## begin
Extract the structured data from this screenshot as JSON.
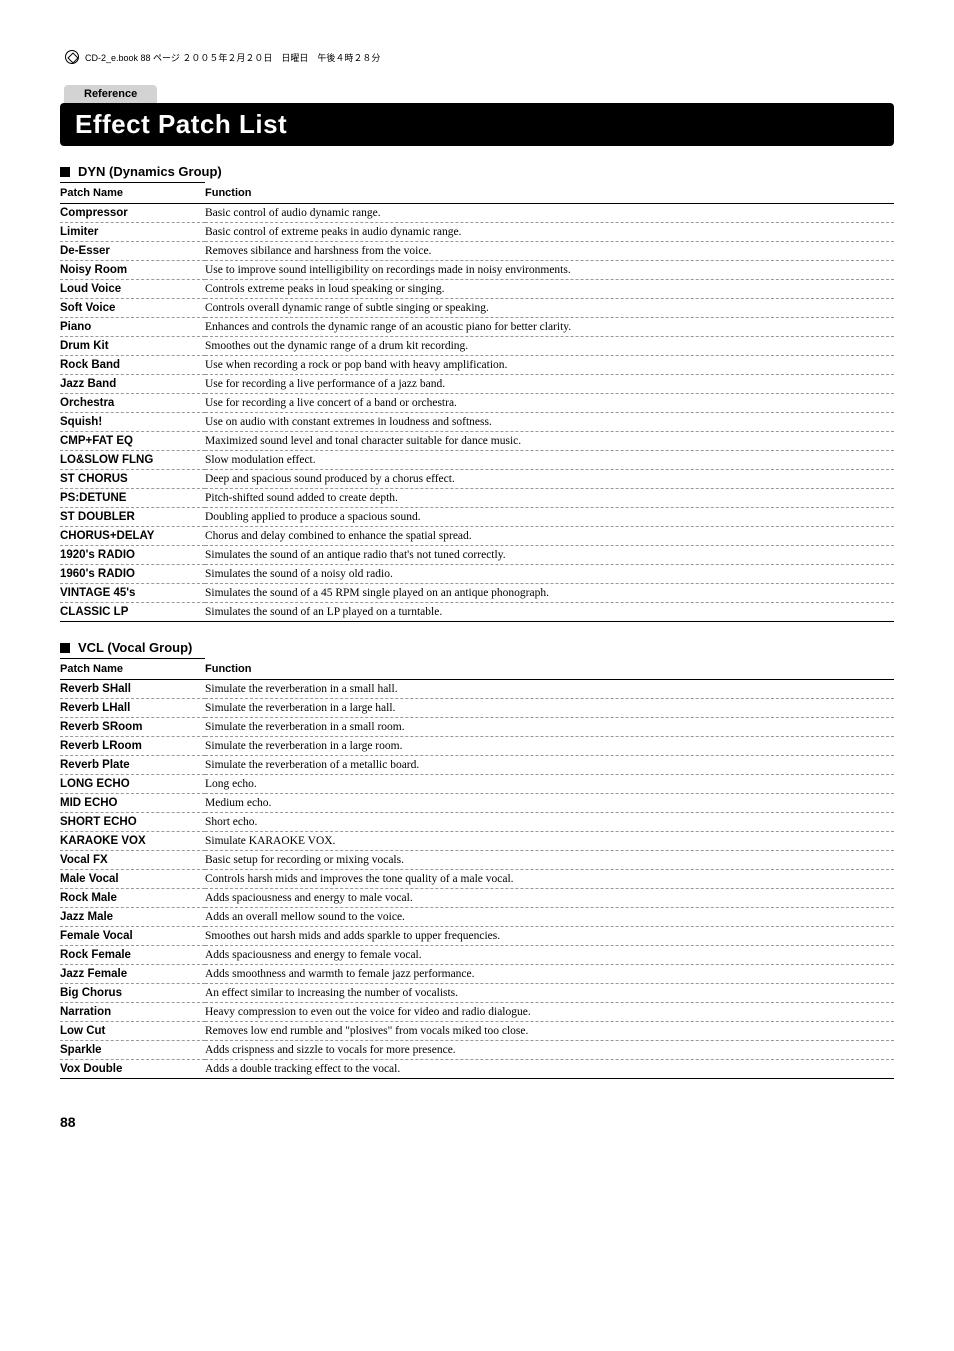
{
  "meta_text": "CD-2_e.book 88 ページ ２００５年２月２０日　日曜日　午後４時２８分",
  "reference_label": "Reference",
  "page_title": "Effect Patch List",
  "page_number": "88",
  "col_headers": {
    "name": "Patch Name",
    "func": "Function"
  },
  "groups": [
    {
      "title": "DYN (Dynamics Group)",
      "rows": [
        {
          "name": "Compressor",
          "func": "Basic control of audio dynamic range."
        },
        {
          "name": "Limiter",
          "func": "Basic control of extreme peaks in audio dynamic range."
        },
        {
          "name": "De-Esser",
          "func": "Removes sibilance and harshness from the voice."
        },
        {
          "name": "Noisy Room",
          "func": "Use to improve sound intelligibility on recordings made in noisy environments."
        },
        {
          "name": "Loud Voice",
          "func": "Controls extreme peaks in loud speaking or singing."
        },
        {
          "name": "Soft Voice",
          "func": "Controls overall dynamic range of subtle singing or speaking."
        },
        {
          "name": "Piano",
          "func": "Enhances and controls the dynamic range of an acoustic piano for better clarity."
        },
        {
          "name": "Drum Kit",
          "func": "Smoothes out the dynamic range of a drum kit recording."
        },
        {
          "name": "Rock Band",
          "func": "Use when recording a rock or pop band with heavy amplification."
        },
        {
          "name": "Jazz Band",
          "func": "Use for recording a live performance of a jazz band."
        },
        {
          "name": "Orchestra",
          "func": "Use for recording a live concert of a band or orchestra."
        },
        {
          "name": "Squish!",
          "func": "Use on audio with constant extremes in loudness and softness."
        },
        {
          "name": "CMP+FAT EQ",
          "func": "Maximized sound level and tonal character suitable for dance music."
        },
        {
          "name": "LO&SLOW FLNG",
          "func": "Slow modulation effect."
        },
        {
          "name": "ST CHORUS",
          "func": "Deep and spacious sound produced by a chorus effect."
        },
        {
          "name": "PS:DETUNE",
          "func": "Pitch-shifted sound added to create depth."
        },
        {
          "name": "ST DOUBLER",
          "func": "Doubling applied to produce a spacious sound."
        },
        {
          "name": "CHORUS+DELAY",
          "func": "Chorus and delay combined to enhance the spatial spread."
        },
        {
          "name": "1920's RADIO",
          "func": "Simulates the sound of an antique radio that's not tuned correctly."
        },
        {
          "name": "1960's RADIO",
          "func": "Simulates the sound of a noisy old radio."
        },
        {
          "name": "VINTAGE 45's",
          "func": "Simulates the sound of a 45 RPM single played on an antique phonograph."
        },
        {
          "name": "CLASSIC LP",
          "func": "Simulates the sound of an LP played on a turntable."
        }
      ]
    },
    {
      "title": "VCL (Vocal Group)",
      "rows": [
        {
          "name": "Reverb SHall",
          "func": "Simulate the reverberation in a small hall."
        },
        {
          "name": "Reverb LHall",
          "func": "Simulate the reverberation in a large hall."
        },
        {
          "name": "Reverb SRoom",
          "func": "Simulate the reverberation in a small room."
        },
        {
          "name": "Reverb LRoom",
          "func": "Simulate the reverberation in a large room."
        },
        {
          "name": "Reverb Plate",
          "func": "Simulate the reverberation of a metallic board."
        },
        {
          "name": "LONG ECHO",
          "func": "Long echo."
        },
        {
          "name": "MID ECHO",
          "func": "Medium echo."
        },
        {
          "name": "SHORT ECHO",
          "func": "Short echo."
        },
        {
          "name": "KARAOKE VOX",
          "func": "Simulate KARAOKE VOX."
        },
        {
          "name": "Vocal FX",
          "func": "Basic setup for recording or mixing vocals."
        },
        {
          "name": "Male Vocal",
          "func": "Controls harsh mids and improves the tone quality of a male vocal."
        },
        {
          "name": "Rock Male",
          "func": "Adds spaciousness and energy to male vocal."
        },
        {
          "name": "Jazz Male",
          "func": "Adds an overall mellow sound to the voice."
        },
        {
          "name": "Female Vocal",
          "func": "Smoothes out harsh mids and adds sparkle to upper frequencies."
        },
        {
          "name": "Rock Female",
          "func": "Adds spaciousness and energy to female vocal."
        },
        {
          "name": "Jazz Female",
          "func": "Adds smoothness and warmth to female jazz performance."
        },
        {
          "name": "Big Chorus",
          "func": "An effect similar to increasing the number of vocalists."
        },
        {
          "name": "Narration",
          "func": "Heavy compression to even out the voice for video and radio dialogue."
        },
        {
          "name": "Low Cut",
          "func": "Removes low end rumble and \"plosives\" from vocals miked too close."
        },
        {
          "name": "Sparkle",
          "func": "Adds crispness and sizzle to vocals for more presence."
        },
        {
          "name": "Vox Double",
          "func": "Adds a double tracking effect to the vocal."
        }
      ]
    }
  ]
}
## end
> Description of the task
Every line above should be returned exactly; the pictures stay out.

> Full response
Extract the structured data from this screenshot as JSON.
{
  "meta_text": "CD-2_e.book 88 ページ ２００５年２月２０日　日曜日　午後４時２８分",
  "reference_label": "Reference",
  "page_title": "Effect Patch List",
  "page_number": "88",
  "col_headers": {
    "name": "Patch Name",
    "func": "Function"
  },
  "groups": [
    {
      "title": "DYN (Dynamics Group)",
      "rows": [
        {
          "name": "Compressor",
          "func": "Basic control of audio dynamic range."
        },
        {
          "name": "Limiter",
          "func": "Basic control of extreme peaks in audio dynamic range."
        },
        {
          "name": "De-Esser",
          "func": "Removes sibilance and harshness from the voice."
        },
        {
          "name": "Noisy Room",
          "func": "Use to improve sound intelligibility on recordings made in noisy environments."
        },
        {
          "name": "Loud Voice",
          "func": "Controls extreme peaks in loud speaking or singing."
        },
        {
          "name": "Soft Voice",
          "func": "Controls overall dynamic range of subtle singing or speaking."
        },
        {
          "name": "Piano",
          "func": "Enhances and controls the dynamic range of an acoustic piano for better clarity."
        },
        {
          "name": "Drum Kit",
          "func": "Smoothes out the dynamic range of a drum kit recording."
        },
        {
          "name": "Rock Band",
          "func": "Use when recording a rock or pop band with heavy amplification."
        },
        {
          "name": "Jazz Band",
          "func": "Use for recording a live performance of a jazz band."
        },
        {
          "name": "Orchestra",
          "func": "Use for recording a live concert of a band or orchestra."
        },
        {
          "name": "Squish!",
          "func": "Use on audio with constant extremes in loudness and softness."
        },
        {
          "name": "CMP+FAT EQ",
          "func": "Maximized sound level and tonal character suitable for dance music."
        },
        {
          "name": "LO&SLOW FLNG",
          "func": "Slow modulation effect."
        },
        {
          "name": "ST CHORUS",
          "func": "Deep and spacious sound produced by a chorus effect."
        },
        {
          "name": "PS:DETUNE",
          "func": "Pitch-shifted sound added to create depth."
        },
        {
          "name": "ST DOUBLER",
          "func": "Doubling applied to produce a spacious sound."
        },
        {
          "name": "CHORUS+DELAY",
          "func": "Chorus and delay combined to enhance the spatial spread."
        },
        {
          "name": "1920's RADIO",
          "func": "Simulates the sound of an antique radio that's not tuned correctly."
        },
        {
          "name": "1960's RADIO",
          "func": "Simulates the sound of a noisy old radio."
        },
        {
          "name": "VINTAGE 45's",
          "func": "Simulates the sound of a 45 RPM single played on an antique phonograph."
        },
        {
          "name": "CLASSIC LP",
          "func": "Simulates the sound of an LP played on a turntable."
        }
      ]
    },
    {
      "title": "VCL (Vocal Group)",
      "rows": [
        {
          "name": "Reverb SHall",
          "func": "Simulate the reverberation in a small hall."
        },
        {
          "name": "Reverb LHall",
          "func": "Simulate the reverberation in a large hall."
        },
        {
          "name": "Reverb SRoom",
          "func": "Simulate the reverberation in a small room."
        },
        {
          "name": "Reverb LRoom",
          "func": "Simulate the reverberation in a large room."
        },
        {
          "name": "Reverb Plate",
          "func": "Simulate the reverberation of a metallic board."
        },
        {
          "name": "LONG ECHO",
          "func": "Long echo."
        },
        {
          "name": "MID ECHO",
          "func": "Medium echo."
        },
        {
          "name": "SHORT ECHO",
          "func": "Short echo."
        },
        {
          "name": "KARAOKE VOX",
          "func": "Simulate KARAOKE VOX."
        },
        {
          "name": "Vocal FX",
          "func": "Basic setup for recording or mixing vocals."
        },
        {
          "name": "Male Vocal",
          "func": "Controls harsh mids and improves the tone quality of a male vocal."
        },
        {
          "name": "Rock Male",
          "func": "Adds spaciousness and energy to male vocal."
        },
        {
          "name": "Jazz Male",
          "func": "Adds an overall mellow sound to the voice."
        },
        {
          "name": "Female Vocal",
          "func": "Smoothes out harsh mids and adds sparkle to upper frequencies."
        },
        {
          "name": "Rock Female",
          "func": "Adds spaciousness and energy to female vocal."
        },
        {
          "name": "Jazz Female",
          "func": "Adds smoothness and warmth to female jazz performance."
        },
        {
          "name": "Big Chorus",
          "func": "An effect similar to increasing the number of vocalists."
        },
        {
          "name": "Narration",
          "func": "Heavy compression to even out the voice for video and radio dialogue."
        },
        {
          "name": "Low Cut",
          "func": "Removes low end rumble and \"plosives\" from vocals miked too close."
        },
        {
          "name": "Sparkle",
          "func": "Adds crispness and sizzle to vocals for more presence."
        },
        {
          "name": "Vox Double",
          "func": "Adds a double tracking effect to the vocal."
        }
      ]
    }
  ]
}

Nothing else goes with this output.